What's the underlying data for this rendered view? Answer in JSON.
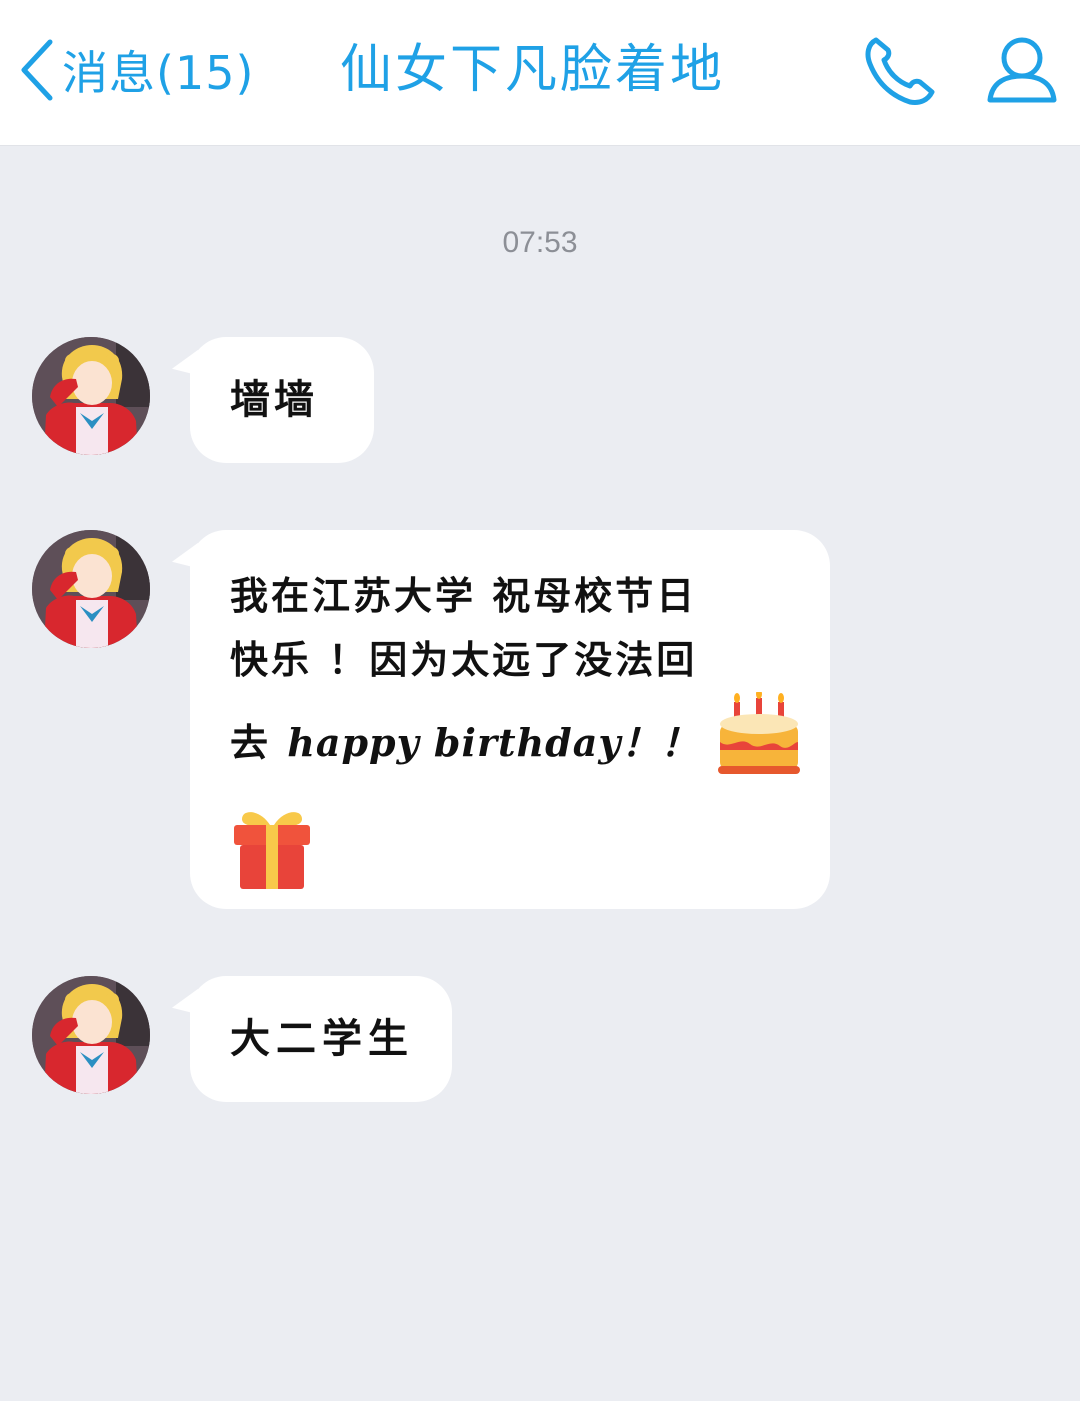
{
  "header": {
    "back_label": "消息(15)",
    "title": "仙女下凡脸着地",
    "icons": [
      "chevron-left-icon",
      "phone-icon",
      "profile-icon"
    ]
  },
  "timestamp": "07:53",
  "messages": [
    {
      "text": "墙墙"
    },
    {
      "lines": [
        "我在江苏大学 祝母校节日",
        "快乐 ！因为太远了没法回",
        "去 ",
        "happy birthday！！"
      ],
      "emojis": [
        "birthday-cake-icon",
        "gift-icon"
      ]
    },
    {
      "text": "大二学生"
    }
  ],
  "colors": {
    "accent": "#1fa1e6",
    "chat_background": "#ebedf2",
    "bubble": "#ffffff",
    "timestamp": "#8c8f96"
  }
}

= = = = =

→ Do this: Transcribe the material exactly, and leave out whatever pictures it holds.

→ Full solution:
What's the underlying data for this rendered view? Answer in JSON.
{
  "header": {
    "back_label": "消息(15)",
    "title": "仙女下凡脸着地",
    "icons": [
      "chevron-left-icon",
      "phone-icon",
      "profile-icon"
    ]
  },
  "timestamp": "07:53",
  "messages": [
    {
      "text": "墙墙"
    },
    {
      "lines": [
        "我在江苏大学 祝母校节日",
        "快乐 ！因为太远了没法回",
        "去 ",
        "happy birthday！！"
      ],
      "emojis": [
        "birthday-cake-icon",
        "gift-icon"
      ]
    },
    {
      "text": "大二学生"
    }
  ],
  "colors": {
    "accent": "#1fa1e6",
    "chat_background": "#ebedf2",
    "bubble": "#ffffff",
    "timestamp": "#8c8f96"
  }
}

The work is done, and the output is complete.